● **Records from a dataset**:
- - - - - - -

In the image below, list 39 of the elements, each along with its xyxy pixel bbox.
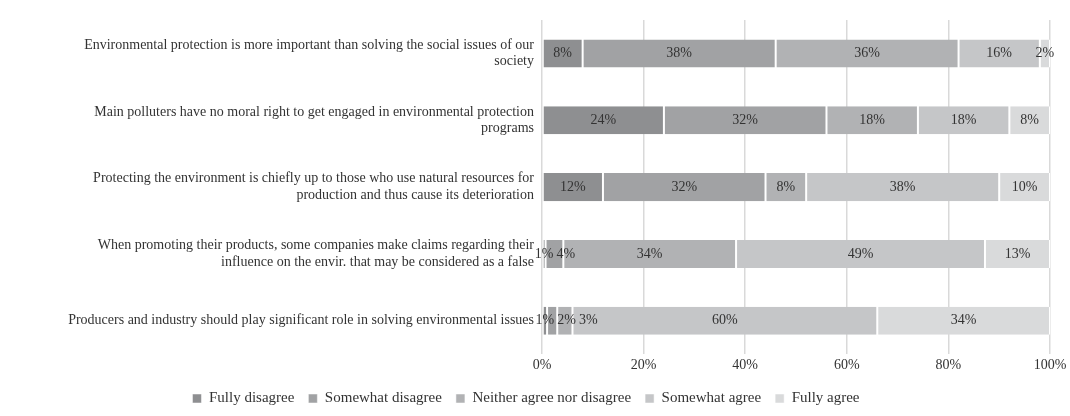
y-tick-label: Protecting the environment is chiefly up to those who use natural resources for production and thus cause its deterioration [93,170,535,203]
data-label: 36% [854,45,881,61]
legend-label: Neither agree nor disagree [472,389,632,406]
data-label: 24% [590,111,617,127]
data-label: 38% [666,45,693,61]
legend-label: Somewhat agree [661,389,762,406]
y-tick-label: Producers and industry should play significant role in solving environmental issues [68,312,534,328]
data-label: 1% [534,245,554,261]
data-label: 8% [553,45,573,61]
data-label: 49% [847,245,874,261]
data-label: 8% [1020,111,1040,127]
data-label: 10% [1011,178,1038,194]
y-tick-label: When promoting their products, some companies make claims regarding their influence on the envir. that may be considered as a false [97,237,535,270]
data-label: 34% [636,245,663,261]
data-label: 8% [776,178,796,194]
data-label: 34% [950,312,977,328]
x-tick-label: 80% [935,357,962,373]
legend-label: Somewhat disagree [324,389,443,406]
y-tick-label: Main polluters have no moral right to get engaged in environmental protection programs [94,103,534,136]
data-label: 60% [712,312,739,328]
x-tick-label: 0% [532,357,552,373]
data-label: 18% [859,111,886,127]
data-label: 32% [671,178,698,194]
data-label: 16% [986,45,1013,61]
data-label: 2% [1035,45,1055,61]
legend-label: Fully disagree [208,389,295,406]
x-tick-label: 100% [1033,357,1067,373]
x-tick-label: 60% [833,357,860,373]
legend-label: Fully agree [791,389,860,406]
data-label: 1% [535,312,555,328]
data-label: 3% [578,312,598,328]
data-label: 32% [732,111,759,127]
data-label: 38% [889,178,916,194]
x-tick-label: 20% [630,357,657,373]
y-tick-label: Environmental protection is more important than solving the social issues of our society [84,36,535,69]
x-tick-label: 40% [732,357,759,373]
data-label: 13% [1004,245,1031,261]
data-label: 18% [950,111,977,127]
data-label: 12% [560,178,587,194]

- - - - - - -

● **WHAT TO PRODUCE**: Present the lines above, from the line with "y-tick-label: Protecting the" to the line with "data-label: 49% [847,245,874,261]", as a Markdown table with the columns Number and Line, leaving out any blank lines.

● **WORKED SOLUTION**:
| Number | Line |
|---|---|
| 1 | y-tick-label: Protecting the environment is chiefly up to those who use natural resources for production and thus cause its deterioration [93,170,535,203] |
| 2 | data-label: 36% [854,45,881,61] |
| 3 | legend-label: Neither agree nor disagree [472,389,632,406] |
| 4 | data-label: 24% [590,111,617,127] |
| 5 | data-label: 38% [666,45,693,61] |
| 6 | legend-label: Somewhat agree [661,389,762,406] |
| 7 | y-tick-label: Producers and industry should play significant role in solving environmental issues [68,312,534,328] |
| 8 | data-label: 1% [534,245,554,261] |
| 9 | data-label: 8% [553,45,573,61] |
| 10 | data-label: 49% [847,245,874,261] |